Questions on the material:
1. Rewrite the SSH thread starting at "Connected to localhost." and ending at "I'm running 10.3.8.", putting "127.0.0.1" in place of "localhost".
2. Name every forum user the SSH thread mentions by name.

Text passage:
▬▬▬▬▬▬
Connected to localhost.
Escape character is '^]'.
SSH-1.99-OpenSSH_3.6.1p1+CAN-2004-0175

Protocol mismatch.
Connection closed by foreign host.

The "Protocol mismatch." appeared when I hit <cr>. So, I'm not sure how much that tells you, although it does sound like you're getting into you remote machine.

edit: Curious that you have a more recent SSH version than I do; I'm running 10.3.8.
 
Did you edit your /etc/sshd_config on your Mac? It could easily be a server configuration problem.

Also...my SSH version (10.3.8) is indeed OpenSSH_3.6.1p1+CAN-2004-0175

Also DaveL ... why would you try to telnet to an SSH connection?
 
You can't telnet or make an HTTP request to ssh, hence the protocol mismatch in both cases.

firewire, try connecting to localhost in Terminal on the machine.

ssh localhost

I should ask for a password. If this works, sounds like an ISP or a firewall issue like others mentioned. Are you using a router on your network? If so, did you setup forwarding?
 
sparkleytone said:
Did you edit your /etc/sshd_config on your Mac? It could easily be a server configuration problem.

Also...my SSH version (10.3.8) is indeed OpenSSH_3.6.1p1+CAN-2004-0175

Also DaveL ... why would you try to telnet to an SSH connection?
▬▬▬▬▬▬
The data:
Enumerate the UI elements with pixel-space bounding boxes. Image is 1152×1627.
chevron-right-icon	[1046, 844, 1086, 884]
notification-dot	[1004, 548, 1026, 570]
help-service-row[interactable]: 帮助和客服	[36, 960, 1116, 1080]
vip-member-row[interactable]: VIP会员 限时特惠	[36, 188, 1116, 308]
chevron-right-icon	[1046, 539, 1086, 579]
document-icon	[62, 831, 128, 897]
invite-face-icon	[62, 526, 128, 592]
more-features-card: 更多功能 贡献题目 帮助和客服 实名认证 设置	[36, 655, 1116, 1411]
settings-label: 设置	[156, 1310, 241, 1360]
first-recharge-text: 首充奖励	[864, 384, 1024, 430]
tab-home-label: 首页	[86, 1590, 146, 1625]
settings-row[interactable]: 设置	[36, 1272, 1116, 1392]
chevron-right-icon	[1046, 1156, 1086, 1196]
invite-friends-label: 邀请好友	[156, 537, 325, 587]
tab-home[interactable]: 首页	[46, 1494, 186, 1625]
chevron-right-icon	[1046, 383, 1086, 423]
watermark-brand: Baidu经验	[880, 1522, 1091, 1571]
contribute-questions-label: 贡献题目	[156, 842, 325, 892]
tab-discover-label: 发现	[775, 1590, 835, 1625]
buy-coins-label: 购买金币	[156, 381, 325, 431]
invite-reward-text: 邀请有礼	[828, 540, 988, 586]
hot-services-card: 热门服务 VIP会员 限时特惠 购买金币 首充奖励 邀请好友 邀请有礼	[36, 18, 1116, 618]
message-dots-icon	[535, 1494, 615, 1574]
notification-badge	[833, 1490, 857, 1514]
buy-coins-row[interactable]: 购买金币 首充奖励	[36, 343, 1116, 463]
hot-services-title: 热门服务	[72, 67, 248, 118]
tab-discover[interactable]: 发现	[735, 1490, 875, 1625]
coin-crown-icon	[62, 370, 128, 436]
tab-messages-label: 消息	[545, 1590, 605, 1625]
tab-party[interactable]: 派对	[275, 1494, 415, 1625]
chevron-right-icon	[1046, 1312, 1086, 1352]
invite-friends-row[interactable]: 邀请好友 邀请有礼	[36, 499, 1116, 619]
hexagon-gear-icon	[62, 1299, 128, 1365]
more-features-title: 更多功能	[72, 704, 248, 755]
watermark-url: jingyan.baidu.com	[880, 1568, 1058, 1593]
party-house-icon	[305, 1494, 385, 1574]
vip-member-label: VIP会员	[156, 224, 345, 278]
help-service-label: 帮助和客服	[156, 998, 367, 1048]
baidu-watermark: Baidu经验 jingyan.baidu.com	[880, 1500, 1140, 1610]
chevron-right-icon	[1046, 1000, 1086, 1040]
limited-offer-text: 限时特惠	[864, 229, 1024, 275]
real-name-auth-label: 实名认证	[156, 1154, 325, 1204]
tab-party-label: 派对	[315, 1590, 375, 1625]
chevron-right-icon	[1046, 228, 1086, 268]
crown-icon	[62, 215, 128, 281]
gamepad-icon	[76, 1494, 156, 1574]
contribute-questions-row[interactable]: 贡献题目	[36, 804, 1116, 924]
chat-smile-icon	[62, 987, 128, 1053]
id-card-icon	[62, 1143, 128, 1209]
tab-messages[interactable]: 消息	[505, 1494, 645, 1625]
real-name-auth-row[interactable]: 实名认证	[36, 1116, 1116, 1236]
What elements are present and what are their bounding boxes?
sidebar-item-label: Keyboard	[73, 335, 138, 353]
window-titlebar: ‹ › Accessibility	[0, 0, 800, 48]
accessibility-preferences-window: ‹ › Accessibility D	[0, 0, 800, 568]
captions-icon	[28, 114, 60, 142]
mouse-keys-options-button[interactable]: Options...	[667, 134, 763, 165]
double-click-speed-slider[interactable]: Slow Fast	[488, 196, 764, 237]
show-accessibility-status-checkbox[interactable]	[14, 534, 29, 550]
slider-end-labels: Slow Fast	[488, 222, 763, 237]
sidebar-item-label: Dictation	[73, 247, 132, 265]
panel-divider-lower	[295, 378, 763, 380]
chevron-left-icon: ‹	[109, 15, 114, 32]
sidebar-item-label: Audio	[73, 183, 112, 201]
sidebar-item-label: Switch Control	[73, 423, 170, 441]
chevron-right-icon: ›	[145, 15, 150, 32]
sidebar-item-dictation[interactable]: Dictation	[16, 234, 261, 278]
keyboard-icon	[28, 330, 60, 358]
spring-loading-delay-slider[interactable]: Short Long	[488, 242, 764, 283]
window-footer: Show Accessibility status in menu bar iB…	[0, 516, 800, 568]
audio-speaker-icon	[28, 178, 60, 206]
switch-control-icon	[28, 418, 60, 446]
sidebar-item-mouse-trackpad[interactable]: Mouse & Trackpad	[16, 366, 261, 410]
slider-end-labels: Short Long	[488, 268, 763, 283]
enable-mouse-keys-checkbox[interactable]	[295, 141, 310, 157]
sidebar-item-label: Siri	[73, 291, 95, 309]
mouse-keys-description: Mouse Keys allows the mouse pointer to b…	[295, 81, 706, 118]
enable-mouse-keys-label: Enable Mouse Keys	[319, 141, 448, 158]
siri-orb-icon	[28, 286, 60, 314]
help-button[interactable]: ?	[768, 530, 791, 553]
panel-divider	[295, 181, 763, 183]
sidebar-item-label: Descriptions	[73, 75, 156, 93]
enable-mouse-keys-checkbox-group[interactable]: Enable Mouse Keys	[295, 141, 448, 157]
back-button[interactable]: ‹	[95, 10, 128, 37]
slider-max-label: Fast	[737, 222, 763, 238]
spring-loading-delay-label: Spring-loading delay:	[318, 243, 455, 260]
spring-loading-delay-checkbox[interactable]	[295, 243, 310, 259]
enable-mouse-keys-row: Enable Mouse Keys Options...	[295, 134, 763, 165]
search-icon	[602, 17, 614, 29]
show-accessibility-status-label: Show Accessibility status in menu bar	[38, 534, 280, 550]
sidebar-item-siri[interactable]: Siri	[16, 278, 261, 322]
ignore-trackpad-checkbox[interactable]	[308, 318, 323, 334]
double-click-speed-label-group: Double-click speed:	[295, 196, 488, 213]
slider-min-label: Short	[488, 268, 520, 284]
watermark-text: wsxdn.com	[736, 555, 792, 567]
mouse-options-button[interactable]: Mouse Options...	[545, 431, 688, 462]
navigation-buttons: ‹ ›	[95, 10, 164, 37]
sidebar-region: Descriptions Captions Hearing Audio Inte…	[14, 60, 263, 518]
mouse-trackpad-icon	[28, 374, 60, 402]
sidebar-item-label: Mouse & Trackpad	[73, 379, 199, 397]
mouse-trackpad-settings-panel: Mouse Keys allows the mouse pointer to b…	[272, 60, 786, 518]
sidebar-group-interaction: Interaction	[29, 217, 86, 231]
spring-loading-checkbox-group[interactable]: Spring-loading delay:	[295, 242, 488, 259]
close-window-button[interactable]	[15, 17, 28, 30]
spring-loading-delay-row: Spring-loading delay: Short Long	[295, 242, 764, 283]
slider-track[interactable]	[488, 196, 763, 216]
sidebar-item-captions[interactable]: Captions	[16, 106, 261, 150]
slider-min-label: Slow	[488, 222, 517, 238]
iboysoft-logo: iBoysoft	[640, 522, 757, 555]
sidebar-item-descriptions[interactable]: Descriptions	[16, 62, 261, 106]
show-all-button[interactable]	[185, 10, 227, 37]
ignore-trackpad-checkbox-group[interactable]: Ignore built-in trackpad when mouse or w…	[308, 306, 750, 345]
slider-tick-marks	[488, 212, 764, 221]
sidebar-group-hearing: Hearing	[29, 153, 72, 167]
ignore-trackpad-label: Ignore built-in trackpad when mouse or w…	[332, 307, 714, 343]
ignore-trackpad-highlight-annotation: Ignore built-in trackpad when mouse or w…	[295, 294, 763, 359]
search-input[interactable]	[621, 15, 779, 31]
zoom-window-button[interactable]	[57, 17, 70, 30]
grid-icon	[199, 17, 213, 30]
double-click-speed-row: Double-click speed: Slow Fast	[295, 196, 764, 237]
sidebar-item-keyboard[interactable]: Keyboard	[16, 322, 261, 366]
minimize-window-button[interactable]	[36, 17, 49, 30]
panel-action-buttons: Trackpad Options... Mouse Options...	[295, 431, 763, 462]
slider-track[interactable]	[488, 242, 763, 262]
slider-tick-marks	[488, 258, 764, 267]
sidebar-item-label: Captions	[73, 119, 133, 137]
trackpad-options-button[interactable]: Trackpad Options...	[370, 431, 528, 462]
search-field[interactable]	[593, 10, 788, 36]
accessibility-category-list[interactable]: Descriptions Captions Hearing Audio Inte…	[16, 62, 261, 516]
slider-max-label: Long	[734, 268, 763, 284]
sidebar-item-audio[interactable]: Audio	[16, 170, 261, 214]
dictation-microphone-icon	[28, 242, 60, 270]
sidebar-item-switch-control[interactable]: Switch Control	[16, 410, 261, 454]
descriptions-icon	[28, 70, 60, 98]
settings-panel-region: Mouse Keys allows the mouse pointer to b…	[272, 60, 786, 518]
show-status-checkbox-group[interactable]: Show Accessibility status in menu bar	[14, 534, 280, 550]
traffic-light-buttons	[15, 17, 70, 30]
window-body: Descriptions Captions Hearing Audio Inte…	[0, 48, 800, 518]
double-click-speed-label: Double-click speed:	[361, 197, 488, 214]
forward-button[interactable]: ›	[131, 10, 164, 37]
▬▬▬▬▬▬
Answers to the problems:
1.
Connected to 127.0.0.1.
Escape character is '^]'.
SSH-1.99-OpenSSH_3.6.1p1+CAN-2004-0175

Protocol mismatch.
Connection closed by foreign host.

The "Protocol mismatch." appeared when I hit <cr>. So, I'm not sure how much that tells you, although it does sound like you're getting into you remote machine.

edit: Curious that you have a more recent SSH version than I do; I'm running 10.3.8.

2. DaveL, firewire, sparkleytone